## Request
Without including any pictures, copy each entry below exactly.

## Entries shown
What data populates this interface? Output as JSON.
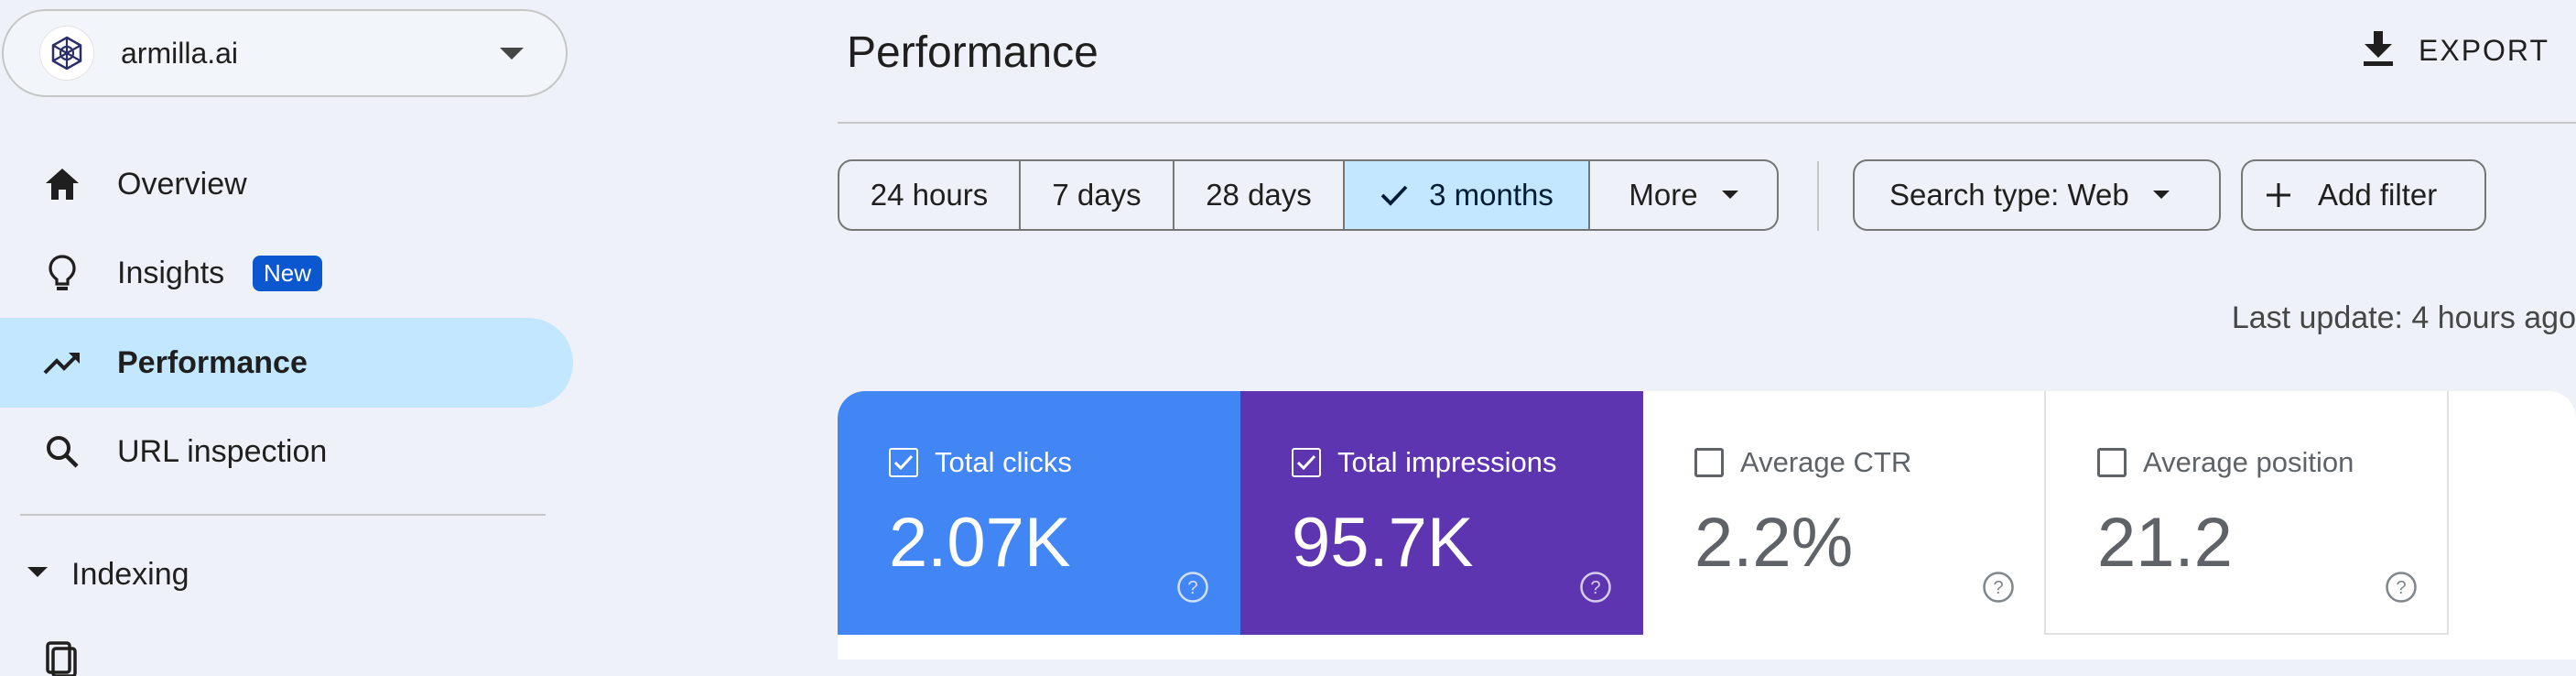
{
  "property": {
    "name": "armilla.ai"
  },
  "sidebar": {
    "items": [
      {
        "label": "Overview",
        "icon": "home-icon"
      },
      {
        "label": "Insights",
        "icon": "lightbulb-icon",
        "badge": "New"
      },
      {
        "label": "Performance",
        "icon": "trending-up-icon",
        "active": true
      },
      {
        "label": "URL inspection",
        "icon": "search-icon"
      }
    ],
    "section": {
      "label": "Indexing"
    }
  },
  "header": {
    "title": "Performance",
    "export_label": "EXPORT"
  },
  "date_ranges": {
    "options": [
      "24 hours",
      "7 days",
      "28 days",
      "3 months",
      "More"
    ],
    "selected": "3 months"
  },
  "filters": {
    "search_type": "Search type: Web",
    "add_filter": "Add filter"
  },
  "last_update": "Last update: 4 hours ago",
  "metrics": [
    {
      "label": "Total clicks",
      "value": "2.07K",
      "checked": true,
      "color": "#4285f4"
    },
    {
      "label": "Total impressions",
      "value": "95.7K",
      "checked": true,
      "color": "#5e35b1"
    },
    {
      "label": "Average CTR",
      "value": "2.2%",
      "checked": false
    },
    {
      "label": "Average position",
      "value": "21.2",
      "checked": false
    }
  ],
  "colors": {
    "accent": "#0b57d0",
    "selection": "#c2e7ff",
    "background": "#eef2f8"
  }
}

## Task response
What data populates this interface? Output as JSON.
{
  "property": {
    "name": "armilla.ai"
  },
  "sidebar": {
    "items": [
      {
        "label": "Overview",
        "icon": "home-icon"
      },
      {
        "label": "Insights",
        "icon": "lightbulb-icon",
        "badge": "New"
      },
      {
        "label": "Performance",
        "icon": "trending-up-icon",
        "active": true
      },
      {
        "label": "URL inspection",
        "icon": "search-icon"
      }
    ],
    "section": {
      "label": "Indexing"
    }
  },
  "header": {
    "title": "Performance",
    "export_label": "EXPORT"
  },
  "date_ranges": {
    "options": [
      "24 hours",
      "7 days",
      "28 days",
      "3 months",
      "More"
    ],
    "selected": "3 months"
  },
  "filters": {
    "search_type": "Search type: Web",
    "add_filter": "Add filter"
  },
  "last_update": "Last update: 4 hours ago",
  "metrics": [
    {
      "label": "Total clicks",
      "value": "2.07K",
      "checked": true,
      "color": "#4285f4"
    },
    {
      "label": "Total impressions",
      "value": "95.7K",
      "checked": true,
      "color": "#5e35b1"
    },
    {
      "label": "Average CTR",
      "value": "2.2%",
      "checked": false
    },
    {
      "label": "Average position",
      "value": "21.2",
      "checked": false
    }
  ],
  "colors": {
    "accent": "#0b57d0",
    "selection": "#c2e7ff",
    "background": "#eef2f8"
  }
}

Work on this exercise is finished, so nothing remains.